** start of Available data **

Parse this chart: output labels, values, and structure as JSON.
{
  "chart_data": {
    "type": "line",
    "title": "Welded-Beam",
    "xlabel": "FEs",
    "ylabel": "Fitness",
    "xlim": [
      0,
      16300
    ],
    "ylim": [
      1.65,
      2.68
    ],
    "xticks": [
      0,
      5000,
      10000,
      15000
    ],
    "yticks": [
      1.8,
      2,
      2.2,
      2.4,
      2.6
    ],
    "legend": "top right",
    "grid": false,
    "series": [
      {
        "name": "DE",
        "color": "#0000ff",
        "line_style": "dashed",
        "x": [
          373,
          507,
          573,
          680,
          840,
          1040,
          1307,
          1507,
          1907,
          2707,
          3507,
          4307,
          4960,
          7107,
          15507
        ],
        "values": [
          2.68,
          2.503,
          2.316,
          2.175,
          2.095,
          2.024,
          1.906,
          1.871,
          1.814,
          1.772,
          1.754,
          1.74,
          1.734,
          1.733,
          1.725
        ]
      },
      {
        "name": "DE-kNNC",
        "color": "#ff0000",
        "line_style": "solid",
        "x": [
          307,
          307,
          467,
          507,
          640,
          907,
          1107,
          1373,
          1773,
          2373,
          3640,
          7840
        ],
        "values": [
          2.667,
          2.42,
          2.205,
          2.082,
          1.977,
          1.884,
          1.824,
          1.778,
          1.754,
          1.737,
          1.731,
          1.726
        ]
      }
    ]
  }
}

** end of Available data **

- [Exercise goal]: Write out every line from the records above, word for word.

- [Solution below]:
Parse this chart: output labels, values, and structure as JSON.
{
  "chart_data": {
    "type": "line",
    "title": "Welded-Beam",
    "xlabel": "FEs",
    "ylabel": "Fitness",
    "xlim": [
      0,
      16300
    ],
    "ylim": [
      1.65,
      2.68
    ],
    "xticks": [
      0,
      5000,
      10000,
      15000
    ],
    "yticks": [
      1.8,
      2,
      2.2,
      2.4,
      2.6
    ],
    "legend": "top right",
    "grid": false,
    "series": [
      {
        "name": "DE",
        "color": "#0000ff",
        "line_style": "dashed",
        "x": [
          373,
          507,
          573,
          680,
          840,
          1040,
          1307,
          1507,
          1907,
          2707,
          3507,
          4307,
          4960,
          7107,
          15507
        ],
        "values": [
          2.68,
          2.503,
          2.316,
          2.175,
          2.095,
          2.024,
          1.906,
          1.871,
          1.814,
          1.772,
          1.754,
          1.74,
          1.734,
          1.733,
          1.725
        ]
      },
      {
        "name": "DE-kNNC",
        "color": "#ff0000",
        "line_style": "solid",
        "x": [
          307,
          307,
          467,
          507,
          640,
          907,
          1107,
          1373,
          1773,
          2373,
          3640,
          7840
        ],
        "values": [
          2.667,
          2.42,
          2.205,
          2.082,
          1.977,
          1.884,
          1.824,
          1.778,
          1.754,
          1.737,
          1.731,
          1.726
        ]
      }
    ]
  }
}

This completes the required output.